* Dataset rows about figures *
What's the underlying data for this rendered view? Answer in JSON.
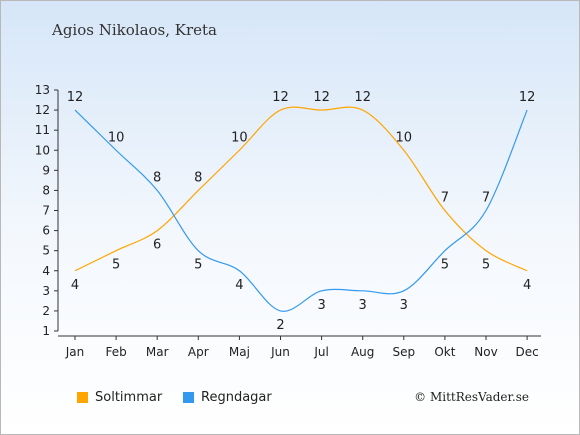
{
  "title": "Agios Nikolaos, Kreta",
  "copyright": "© MittResVader.se",
  "chart_data": {
    "type": "line",
    "categories": [
      "Jan",
      "Feb",
      "Mar",
      "Apr",
      "Maj",
      "Jun",
      "Jul",
      "Aug",
      "Sep",
      "Okt",
      "Nov",
      "Dec"
    ],
    "ylim": [
      1,
      13
    ],
    "yticks": [
      1,
      2,
      3,
      4,
      5,
      6,
      7,
      8,
      9,
      10,
      11,
      12,
      13
    ],
    "grid": false,
    "legend_position": "bottom-left",
    "series": [
      {
        "name": "Soltimmar",
        "color": "#ffa500",
        "values": [
          4,
          5,
          6,
          8,
          10,
          12,
          12,
          12,
          10,
          7,
          5,
          4
        ]
      },
      {
        "name": "Regndagar",
        "color": "#3399ee",
        "values": [
          12,
          10,
          8,
          5,
          4,
          2,
          3,
          3,
          3,
          5,
          7,
          12
        ]
      }
    ]
  }
}
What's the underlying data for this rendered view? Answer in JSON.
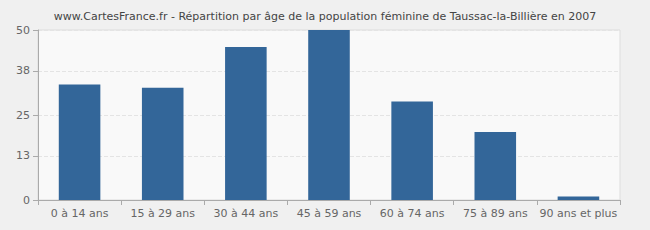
{
  "chart_data": {
    "type": "bar",
    "title": "www.CartesFrance.fr - Répartition par âge de la population féminine de Taussac-la-Billière en 2007",
    "categories": [
      "0 à 14 ans",
      "15 à 29 ans",
      "30 à 44 ans",
      "45 à 59 ans",
      "60 à 74 ans",
      "75 à 89 ans",
      "90 ans et plus"
    ],
    "values": [
      34,
      33,
      45,
      50,
      29,
      20,
      1
    ],
    "color": "#336699",
    "ylim": [
      0,
      50
    ],
    "yticks": [
      0,
      13,
      25,
      38,
      50
    ],
    "grid": true
  }
}
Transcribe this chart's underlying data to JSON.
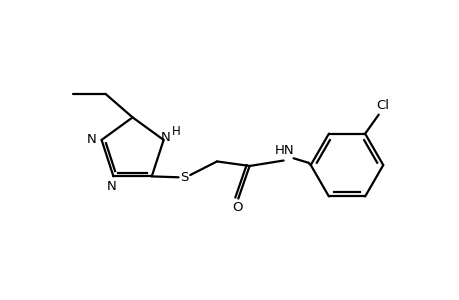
{
  "bg_color": "#ffffff",
  "line_color": "#000000",
  "line_width": 1.6,
  "font_size": 9.5,
  "fig_width": 4.6,
  "fig_height": 3.0,
  "dpi": 100,
  "xlim": [
    0,
    10
  ],
  "ylim": [
    0,
    6.5
  ]
}
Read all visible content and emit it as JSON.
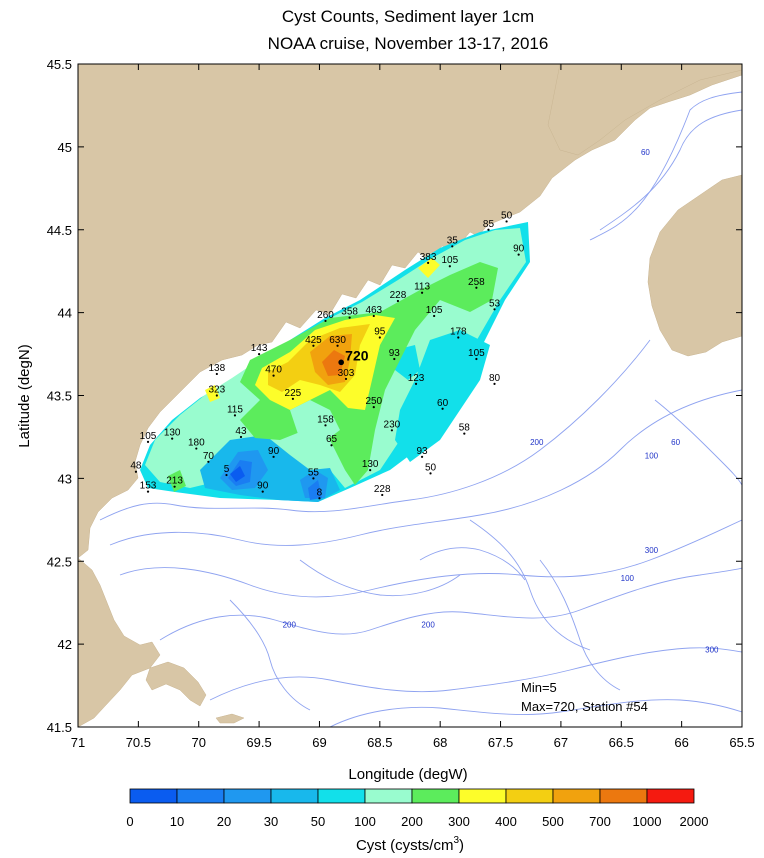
{
  "chart_data": {
    "type": "map",
    "title": "Cyst Counts, Sediment layer 1cm",
    "subtitle": "NOAA cruise, November 13-17, 2016",
    "xlabel": "Longitude (degW)",
    "ylabel": "Latitude (degN)",
    "xlim": [
      71,
      65.5
    ],
    "ylim": [
      41.5,
      45.5
    ],
    "x_ticks": [
      "71",
      "70.5",
      "70",
      "69.5",
      "69",
      "68.5",
      "68",
      "67.5",
      "67",
      "66.5",
      "66",
      "65.5"
    ],
    "y_ticks": [
      "41.5",
      "42",
      "42.5",
      "43",
      "43.5",
      "44",
      "44.5",
      "45",
      "45.5"
    ],
    "colorbar": {
      "label": "Cyst (cysts/cm",
      "label_superscript": "3",
      "label_suffix": ")",
      "boundaries": [
        "0",
        "10",
        "20",
        "30",
        "50",
        "100",
        "200",
        "300",
        "400",
        "500",
        "700",
        "1000",
        "2000"
      ],
      "colors": [
        "#0a5cf0",
        "#1a7df2",
        "#1f98f0",
        "#18b8ec",
        "#12e0ea",
        "#99fccf",
        "#5cec5c",
        "#fdfd2a",
        "#f3cf12",
        "#f1a20e",
        "#ec780f",
        "#f51a10"
      ]
    },
    "stations": [
      {
        "lon": 67.45,
        "lat": 44.55,
        "value": "50"
      },
      {
        "lon": 67.6,
        "lat": 44.5,
        "value": "85"
      },
      {
        "lon": 67.35,
        "lat": 44.35,
        "value": "90"
      },
      {
        "lon": 67.9,
        "lat": 44.4,
        "value": "35"
      },
      {
        "lon": 68.1,
        "lat": 44.3,
        "value": "383"
      },
      {
        "lon": 67.92,
        "lat": 44.28,
        "value": "105"
      },
      {
        "lon": 67.7,
        "lat": 44.15,
        "value": "258"
      },
      {
        "lon": 68.15,
        "lat": 44.12,
        "value": "113"
      },
      {
        "lon": 68.35,
        "lat": 44.07,
        "value": "228"
      },
      {
        "lon": 67.55,
        "lat": 44.02,
        "value": "53"
      },
      {
        "lon": 68.05,
        "lat": 43.98,
        "value": "105"
      },
      {
        "lon": 68.55,
        "lat": 43.98,
        "value": "463"
      },
      {
        "lon": 68.75,
        "lat": 43.97,
        "value": "358"
      },
      {
        "lon": 68.95,
        "lat": 43.95,
        "value": "260"
      },
      {
        "lon": 68.5,
        "lat": 43.85,
        "value": "95"
      },
      {
        "lon": 67.85,
        "lat": 43.85,
        "value": "178"
      },
      {
        "lon": 68.85,
        "lat": 43.8,
        "value": "630"
      },
      {
        "lon": 69.05,
        "lat": 43.8,
        "value": "425"
      },
      {
        "lon": 69.5,
        "lat": 43.75,
        "value": "143"
      },
      {
        "lon": 68.38,
        "lat": 43.72,
        "value": "93"
      },
      {
        "lon": 68.82,
        "lat": 43.7,
        "value": "720",
        "highlight": true
      },
      {
        "lon": 67.7,
        "lat": 43.72,
        "value": "105"
      },
      {
        "lon": 69.85,
        "lat": 43.63,
        "value": "138"
      },
      {
        "lon": 69.38,
        "lat": 43.62,
        "value": "470"
      },
      {
        "lon": 68.78,
        "lat": 43.6,
        "value": "303"
      },
      {
        "lon": 68.2,
        "lat": 43.57,
        "value": "123"
      },
      {
        "lon": 67.55,
        "lat": 43.57,
        "value": "80"
      },
      {
        "lon": 69.85,
        "lat": 43.5,
        "value": "323"
      },
      {
        "lon": 69.22,
        "lat": 43.48,
        "value": "225"
      },
      {
        "lon": 68.55,
        "lat": 43.43,
        "value": "250"
      },
      {
        "lon": 67.98,
        "lat": 43.42,
        "value": "60"
      },
      {
        "lon": 69.7,
        "lat": 43.38,
        "value": "115"
      },
      {
        "lon": 68.95,
        "lat": 43.32,
        "value": "158"
      },
      {
        "lon": 68.4,
        "lat": 43.29,
        "value": "230"
      },
      {
        "lon": 67.8,
        "lat": 43.27,
        "value": "58"
      },
      {
        "lon": 69.65,
        "lat": 43.25,
        "value": "43"
      },
      {
        "lon": 70.42,
        "lat": 43.22,
        "value": "105"
      },
      {
        "lon": 70.22,
        "lat": 43.24,
        "value": "130"
      },
      {
        "lon": 68.9,
        "lat": 43.2,
        "value": "65"
      },
      {
        "lon": 70.02,
        "lat": 43.18,
        "value": "180"
      },
      {
        "lon": 69.38,
        "lat": 43.13,
        "value": "90"
      },
      {
        "lon": 68.15,
        "lat": 43.13,
        "value": "93"
      },
      {
        "lon": 69.92,
        "lat": 43.1,
        "value": "70"
      },
      {
        "lon": 68.58,
        "lat": 43.05,
        "value": "130"
      },
      {
        "lon": 68.08,
        "lat": 43.03,
        "value": "50"
      },
      {
        "lon": 69.77,
        "lat": 43.02,
        "value": "5"
      },
      {
        "lon": 69.05,
        "lat": 43.0,
        "value": "55"
      },
      {
        "lon": 70.52,
        "lat": 43.04,
        "value": "48"
      },
      {
        "lon": 70.2,
        "lat": 42.95,
        "value": "213"
      },
      {
        "lon": 69.47,
        "lat": 42.92,
        "value": "90"
      },
      {
        "lon": 68.48,
        "lat": 42.9,
        "value": "228"
      },
      {
        "lon": 70.42,
        "lat": 42.92,
        "value": "153"
      },
      {
        "lon": 69.0,
        "lat": 42.88,
        "value": "8"
      }
    ],
    "isobath_labels": [
      {
        "lon": 66.3,
        "lat": 44.95,
        "value": "60"
      },
      {
        "lon": 67.2,
        "lat": 43.2,
        "value": "200"
      },
      {
        "lon": 66.05,
        "lat": 43.2,
        "value": "60"
      },
      {
        "lon": 66.25,
        "lat": 43.12,
        "value": "100"
      },
      {
        "lon": 66.25,
        "lat": 42.55,
        "value": "300"
      },
      {
        "lon": 66.45,
        "lat": 42.38,
        "value": "100"
      },
      {
        "lon": 69.25,
        "lat": 42.1,
        "value": "200"
      },
      {
        "lon": 68.1,
        "lat": 42.1,
        "value": "200"
      },
      {
        "lon": 65.75,
        "lat": 41.95,
        "value": "300"
      }
    ],
    "annotations": [
      "Min=5",
      "Max=720, Station #54"
    ]
  }
}
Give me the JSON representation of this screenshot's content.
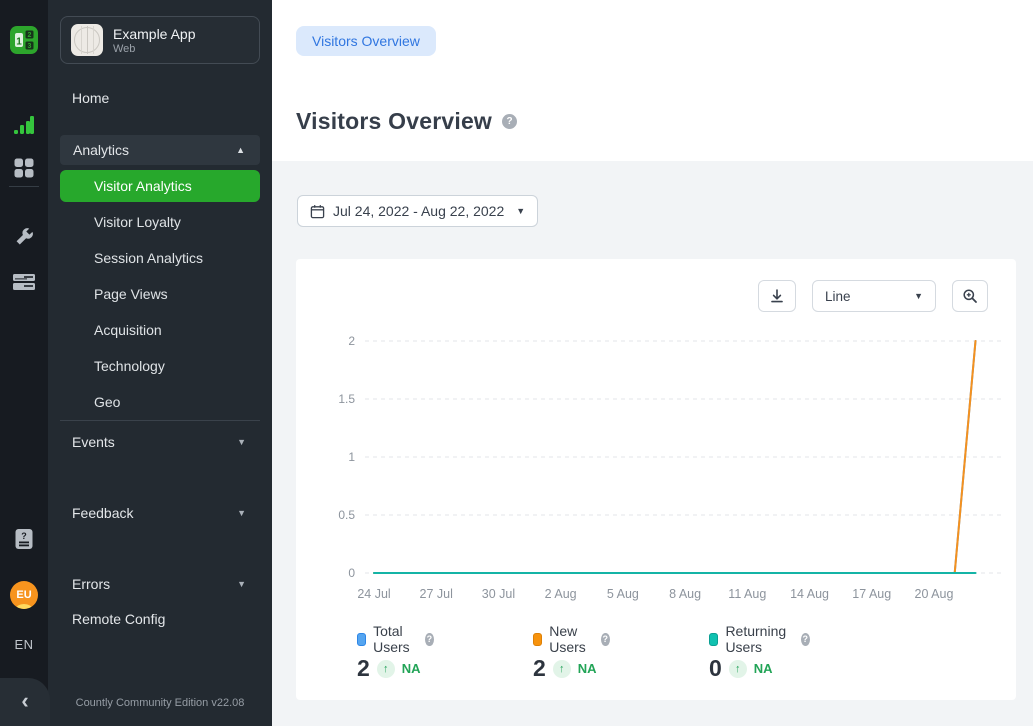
{
  "icons": {
    "help": "?",
    "caret_up": "▲",
    "caret_down": "▼",
    "chevron_left": "‹",
    "arrow_up": "↑"
  },
  "rail": {
    "region_badge": "EU",
    "language": "EN"
  },
  "sidebar": {
    "app_name": "Example App",
    "app_type": "Web",
    "home_label": "Home",
    "analytics_label": "Analytics",
    "analytics_items": [
      {
        "label": "Visitor Analytics",
        "active": true
      },
      {
        "label": "Visitor Loyalty",
        "active": false
      },
      {
        "label": "Session Analytics",
        "active": false
      },
      {
        "label": "Page Views",
        "active": false
      },
      {
        "label": "Acquisition",
        "active": false
      },
      {
        "label": "Technology",
        "active": false
      },
      {
        "label": "Geo",
        "active": false
      }
    ],
    "groups": [
      "Events",
      "Feedback",
      "Errors"
    ],
    "remote_config_label": "Remote Config",
    "footer": "Countly Community Edition v22.08"
  },
  "header": {
    "breadcrumb": "Visitors Overview",
    "title": "Visitors Overview"
  },
  "filters": {
    "date_range": "Jul 24, 2022 - Aug 22, 2022"
  },
  "toolbar": {
    "chart_type": "Line"
  },
  "chart_data": {
    "type": "line",
    "x": [
      "24 Jul",
      "25 Jul",
      "26 Jul",
      "27 Jul",
      "28 Jul",
      "29 Jul",
      "30 Jul",
      "31 Jul",
      "1 Aug",
      "2 Aug",
      "3 Aug",
      "4 Aug",
      "5 Aug",
      "6 Aug",
      "7 Aug",
      "8 Aug",
      "9 Aug",
      "10 Aug",
      "11 Aug",
      "12 Aug",
      "13 Aug",
      "14 Aug",
      "15 Aug",
      "16 Aug",
      "17 Aug",
      "18 Aug",
      "19 Aug",
      "20 Aug",
      "21 Aug",
      "22 Aug"
    ],
    "x_tick_every": 3,
    "x_tick_labels": [
      "24 Jul",
      "27 Jul",
      "30 Jul",
      "2 Aug",
      "5 Aug",
      "8 Aug",
      "11 Aug",
      "14 Aug",
      "17 Aug",
      "20 Aug"
    ],
    "ylim": [
      0,
      2
    ],
    "yticks": [
      0,
      0.5,
      1,
      1.5,
      2
    ],
    "grid": "horizontal-dashed",
    "legend_position": "bottom",
    "series": [
      {
        "name": "Total Users",
        "color": "#4a9ced",
        "values": [
          0,
          0,
          0,
          0,
          0,
          0,
          0,
          0,
          0,
          0,
          0,
          0,
          0,
          0,
          0,
          0,
          0,
          0,
          0,
          0,
          0,
          0,
          0,
          0,
          0,
          0,
          0,
          0,
          0,
          2
        ]
      },
      {
        "name": "New Users",
        "color": "#f5911e",
        "values": [
          0,
          0,
          0,
          0,
          0,
          0,
          0,
          0,
          0,
          0,
          0,
          0,
          0,
          0,
          0,
          0,
          0,
          0,
          0,
          0,
          0,
          0,
          0,
          0,
          0,
          0,
          0,
          0,
          0,
          2
        ]
      },
      {
        "name": "Returning Users",
        "color": "#14b4a6",
        "values": [
          0,
          0,
          0,
          0,
          0,
          0,
          0,
          0,
          0,
          0,
          0,
          0,
          0,
          0,
          0,
          0,
          0,
          0,
          0,
          0,
          0,
          0,
          0,
          0,
          0,
          0,
          0,
          0,
          0,
          0
        ]
      }
    ]
  },
  "legend": {
    "items": [
      {
        "label": "Total Users",
        "value": "2",
        "trend": "NA",
        "fill": "#55a5f0",
        "border": "#2e86e6"
      },
      {
        "label": "New Users",
        "value": "2",
        "trend": "NA",
        "fill": "#f7930d",
        "border": "#de8005"
      },
      {
        "label": "Returning Users",
        "value": "0",
        "trend": "NA",
        "fill": "#10c1b0",
        "border": "#0a9f93"
      }
    ]
  }
}
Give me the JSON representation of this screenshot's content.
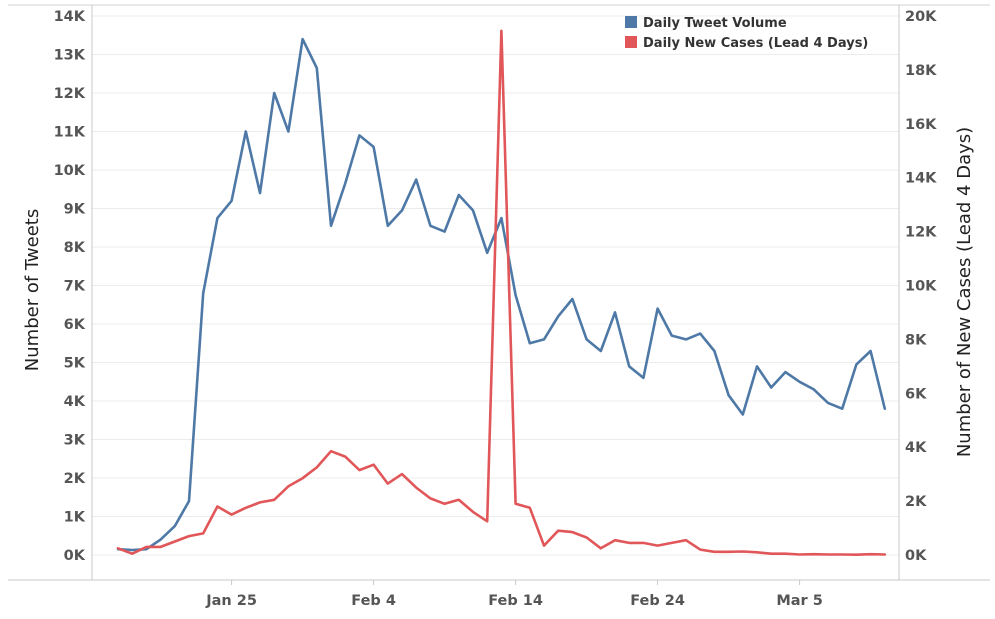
{
  "chart_data": {
    "type": "line",
    "x_tick_labels": [
      "Jan 25",
      "Feb 4",
      "Feb 14",
      "Feb 24",
      "Mar 5"
    ],
    "x_tick_index": [
      8,
      18,
      28,
      38,
      48
    ],
    "x": [
      "Jan 17",
      "Jan 18",
      "Jan 19",
      "Jan 20",
      "Jan 21",
      "Jan 22",
      "Jan 23",
      "Jan 24",
      "Jan 25",
      "Jan 26",
      "Jan 27",
      "Jan 28",
      "Jan 29",
      "Jan 30",
      "Jan 31",
      "Feb 1",
      "Feb 2",
      "Feb 3",
      "Feb 4",
      "Feb 5",
      "Feb 6",
      "Feb 7",
      "Feb 8",
      "Feb 9",
      "Feb 10",
      "Feb 11",
      "Feb 12",
      "Feb 13",
      "Feb 14",
      "Feb 15",
      "Feb 16",
      "Feb 17",
      "Feb 18",
      "Feb 19",
      "Feb 20",
      "Feb 21",
      "Feb 22",
      "Feb 23",
      "Feb 24",
      "Feb 25",
      "Feb 26",
      "Feb 27",
      "Feb 28",
      "Feb 29",
      "Mar 1",
      "Mar 2",
      "Mar 3",
      "Mar 4",
      "Mar 5",
      "Mar 6",
      "Mar 7",
      "Mar 8",
      "Mar 9",
      "Mar 10",
      "Mar 11"
    ],
    "left_axis": {
      "label": "Number of Tweets",
      "ylim": [
        0,
        14000
      ],
      "tick_values": [
        0,
        1000,
        2000,
        3000,
        4000,
        5000,
        6000,
        7000,
        8000,
        9000,
        10000,
        11000,
        12000,
        13000,
        14000
      ],
      "tick_labels": [
        "0K",
        "1K",
        "2K",
        "3K",
        "4K",
        "5K",
        "6K",
        "7K",
        "8K",
        "9K",
        "10K",
        "11K",
        "12K",
        "13K",
        "14K"
      ]
    },
    "right_axis": {
      "label": "Number of New Cases (Lead 4 Days)",
      "ylim": [
        0,
        20000
      ],
      "tick_values": [
        0,
        2000,
        4000,
        6000,
        8000,
        10000,
        12000,
        14000,
        16000,
        18000,
        20000
      ],
      "tick_labels": [
        "0K",
        "2K",
        "4K",
        "6K",
        "8K",
        "10K",
        "12K",
        "14K",
        "16K",
        "18K",
        "20K"
      ]
    },
    "grid": true,
    "legend_position": "top-right",
    "series": [
      {
        "name": "Daily Tweet Volume",
        "axis": "left",
        "color": "#4e79a7",
        "values": [
          150,
          130,
          150,
          400,
          750,
          1400,
          6800,
          8750,
          9200,
          11000,
          9400,
          12000,
          11000,
          13400,
          12650,
          8550,
          9650,
          10900,
          10600,
          8550,
          8950,
          9750,
          8550,
          8400,
          9350,
          8950,
          7850,
          8750,
          6750,
          5500,
          5600,
          6200,
          6650,
          5600,
          5300,
          6300,
          4900,
          4600,
          6400,
          5700,
          5600,
          5750,
          5300,
          4150,
          3650,
          4900,
          4350,
          4750,
          4500,
          4300,
          3950,
          3800,
          4950,
          5300,
          3800
        ]
      },
      {
        "name": "Daily New Cases (Lead 4 Days)",
        "axis": "right",
        "color": "#e15759",
        "values": [
          250,
          50,
          300,
          300,
          500,
          700,
          800,
          1800,
          1500,
          1750,
          1950,
          2050,
          2550,
          2850,
          3250,
          3850,
          3650,
          3150,
          3350,
          2650,
          3000,
          2500,
          2100,
          1900,
          2050,
          1600,
          1250,
          19450,
          1900,
          1750,
          350,
          900,
          850,
          650,
          250,
          550,
          450,
          450,
          350,
          450,
          550,
          200,
          120,
          120,
          130,
          100,
          50,
          50,
          20,
          30,
          20,
          20,
          10,
          30,
          20
        ]
      }
    ]
  }
}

* Exercise brief *
Pull every line containing "bottom" from the material above.

* Exercise response *
    "legend_position": "bottom-left",
    "legend_position": "bottom",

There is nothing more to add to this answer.